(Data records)
>>>>>

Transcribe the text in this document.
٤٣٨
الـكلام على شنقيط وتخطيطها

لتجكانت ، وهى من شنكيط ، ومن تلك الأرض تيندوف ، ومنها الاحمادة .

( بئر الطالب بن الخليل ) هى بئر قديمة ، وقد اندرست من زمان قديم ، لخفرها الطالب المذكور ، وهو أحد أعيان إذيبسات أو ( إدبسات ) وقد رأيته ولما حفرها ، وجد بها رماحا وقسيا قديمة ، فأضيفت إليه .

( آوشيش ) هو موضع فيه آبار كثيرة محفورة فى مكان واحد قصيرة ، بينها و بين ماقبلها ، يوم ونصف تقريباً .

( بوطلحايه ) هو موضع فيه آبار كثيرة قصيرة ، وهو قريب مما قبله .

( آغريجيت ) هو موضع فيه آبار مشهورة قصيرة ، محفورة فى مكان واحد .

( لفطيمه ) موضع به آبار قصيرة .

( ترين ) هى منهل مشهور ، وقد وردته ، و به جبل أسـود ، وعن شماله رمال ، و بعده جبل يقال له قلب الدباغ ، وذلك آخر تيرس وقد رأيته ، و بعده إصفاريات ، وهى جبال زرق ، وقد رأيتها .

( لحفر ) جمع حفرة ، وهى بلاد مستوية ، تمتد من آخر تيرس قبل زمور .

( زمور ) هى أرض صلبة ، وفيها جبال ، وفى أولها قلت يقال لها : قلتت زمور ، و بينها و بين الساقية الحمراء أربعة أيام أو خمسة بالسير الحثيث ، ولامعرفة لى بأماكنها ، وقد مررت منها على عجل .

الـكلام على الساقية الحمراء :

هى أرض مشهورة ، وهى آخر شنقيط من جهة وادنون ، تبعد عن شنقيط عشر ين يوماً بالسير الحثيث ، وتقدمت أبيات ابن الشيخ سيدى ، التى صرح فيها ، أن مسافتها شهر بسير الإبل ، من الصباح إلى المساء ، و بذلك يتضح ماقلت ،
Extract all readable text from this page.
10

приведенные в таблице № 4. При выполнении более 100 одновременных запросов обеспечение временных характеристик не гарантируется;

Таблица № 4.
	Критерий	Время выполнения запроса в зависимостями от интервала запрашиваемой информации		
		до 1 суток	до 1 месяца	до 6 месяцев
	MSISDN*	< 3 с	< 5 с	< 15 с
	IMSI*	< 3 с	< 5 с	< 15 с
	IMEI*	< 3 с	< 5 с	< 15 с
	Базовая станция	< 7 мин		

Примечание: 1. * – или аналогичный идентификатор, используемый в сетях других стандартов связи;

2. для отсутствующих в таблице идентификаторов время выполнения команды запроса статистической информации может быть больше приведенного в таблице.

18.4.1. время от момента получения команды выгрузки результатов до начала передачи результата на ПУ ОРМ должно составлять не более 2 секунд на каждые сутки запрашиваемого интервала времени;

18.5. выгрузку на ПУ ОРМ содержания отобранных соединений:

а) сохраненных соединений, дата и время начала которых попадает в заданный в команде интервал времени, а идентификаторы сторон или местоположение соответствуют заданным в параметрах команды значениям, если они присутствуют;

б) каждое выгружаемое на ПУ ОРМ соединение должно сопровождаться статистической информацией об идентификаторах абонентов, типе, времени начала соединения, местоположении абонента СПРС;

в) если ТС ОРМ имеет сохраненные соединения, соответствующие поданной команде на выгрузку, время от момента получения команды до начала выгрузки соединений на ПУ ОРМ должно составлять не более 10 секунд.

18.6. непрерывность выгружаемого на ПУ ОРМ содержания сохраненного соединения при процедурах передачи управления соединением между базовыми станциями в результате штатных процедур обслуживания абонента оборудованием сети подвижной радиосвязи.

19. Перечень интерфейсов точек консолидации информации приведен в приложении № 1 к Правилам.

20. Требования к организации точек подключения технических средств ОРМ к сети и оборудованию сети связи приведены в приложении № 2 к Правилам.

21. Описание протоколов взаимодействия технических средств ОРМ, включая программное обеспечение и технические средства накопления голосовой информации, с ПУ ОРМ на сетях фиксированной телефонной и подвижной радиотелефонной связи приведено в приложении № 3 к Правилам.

<<<<<

_WHAT IS ASKED_: The listing above should be transcribed in full, exactly as written.

_SOLUTION TO THIS PROBLEM_:
Transcribe the text in this document.
٤٣٨
الـكلام على شنقيط وتخطيطها

لتجكانت ، وهى من شنكيط ، ومن تلك الأرض تيندوف ، ومنها الاحمادة .

( بئر الطالب بن الخليل ) هى بئر قديمة ، وقد اندرست من زمان قديم ، لخفرها الطالب المذكور ، وهو أحد أعيان إذيبسات أو ( إدبسات ) وقد رأيته ولما حفرها ، وجد بها رماحا وقسيا قديمة ، فأضيفت إليه .

( آوشيش ) هو موضع فيه آبار كثيرة محفورة فى مكان واحد قصيرة ، بينها و بين ماقبلها ، يوم ونصف تقريباً .

( بوطلحايه ) هو موضع فيه آبار كثيرة قصيرة ، وهو قريب مما قبله .

( آغريجيت ) هو موضع فيه آبار مشهورة قصيرة ، محفورة فى مكان واحد .

( لفطيمه ) موضع به آبار قصيرة .

( ترين ) هى منهل مشهور ، وقد وردته ، و به جبل أسـود ، وعن شماله رمال ، و بعده جبل يقال له قلب الدباغ ، وذلك آخر تيرس وقد رأيته ، و بعده إصفاريات ، وهى جبال زرق ، وقد رأيتها .

( لحفر ) جمع حفرة ، وهى بلاد مستوية ، تمتد من آخر تيرس قبل زمور .

( زمور ) هى أرض صلبة ، وفيها جبال ، وفى أولها قلت يقال لها : قلتت زمور ، و بينها و بين الساقية الحمراء أربعة أيام أو خمسة بالسير الحثيث ، ولامعرفة لى بأماكنها ، وقد مررت منها على عجل .

الـكلام على الساقية الحمراء :

هى أرض مشهورة ، وهى آخر شنقيط من جهة وادنون ، تبعد عن شنقيط عشر ين يوماً بالسير الحثيث ، وتقدمت أبيات ابن الشيخ سيدى ، التى صرح فيها ، أن مسافتها شهر بسير الإبل ، من الصباح إلى المساء ، و بذلك يتضح ماقلت ،
Extract all readable text from this page.
10

приведенные в таблице № 4. При выполнении более 100 одновременных запросов обеспечение временных характеристик не гарантируется;

Таблица № 4.
	Критерий	Время выполнения запроса в зависимостями от интервала запрашиваемой информации		
		до 1 суток	до 1 месяца	до 6 месяцев
	MSISDN*	< 3 с	< 5 с	< 15 с
	IMSI*	< 3 с	< 5 с	< 15 с
	IMEI*	< 3 с	< 5 с	< 15 с
	Базовая станция	< 7 мин		

Примечание: 1. * – или аналогичный идентификатор, используемый в сетях других стандартов связи;

2. для отсутствующих в таблице идентификаторов время выполнения команды запроса статистической информации может быть больше приведенного в таблице.

18.4.1. время от момента получения команды выгрузки результатов до начала передачи результата на ПУ ОРМ должно составлять не более 2 секунд на каждые сутки запрашиваемого интервала времени;

18.5. выгрузку на ПУ ОРМ содержания отобранных соединений:

а) сохраненных соединений, дата и время начала которых попадает в заданный в команде интервал времени, а идентификаторы сторон или местоположение соответствуют заданным в параметрах команды значениям, если они присутствуют;

б) каждое выгружаемое на ПУ ОРМ соединение должно сопровождаться статистической информацией об идентификаторах абонентов, типе, времени начала соединения, местоположении абонента СПРС;

в) если ТС ОРМ имеет сохраненные соединения, соответствующие поданной команде на выгрузку, время от момента получения команды до начала выгрузки соединений на ПУ ОРМ должно составлять не более 10 секунд.

18.6. непрерывность выгружаемого на ПУ ОРМ содержания сохраненного соединения при процедурах передачи управления соединением между базовыми станциями в результате штатных процедур обслуживания абонента оборудованием сети подвижной радиосвязи.

19. Перечень интерфейсов точек консолидации информации приведен в приложении № 1 к Правилам.

20. Требования к организации точек подключения технических средств ОРМ к сети и оборудованию сети связи приведены в приложении № 2 к Правилам.

21. Описание протоколов взаимодействия технических средств ОРМ, включая программное обеспечение и технические средства накопления голосовой информации, с ПУ ОРМ на сетях фиксированной телефонной и подвижной радиотелефонной связи приведено в приложении № 3 к Правилам.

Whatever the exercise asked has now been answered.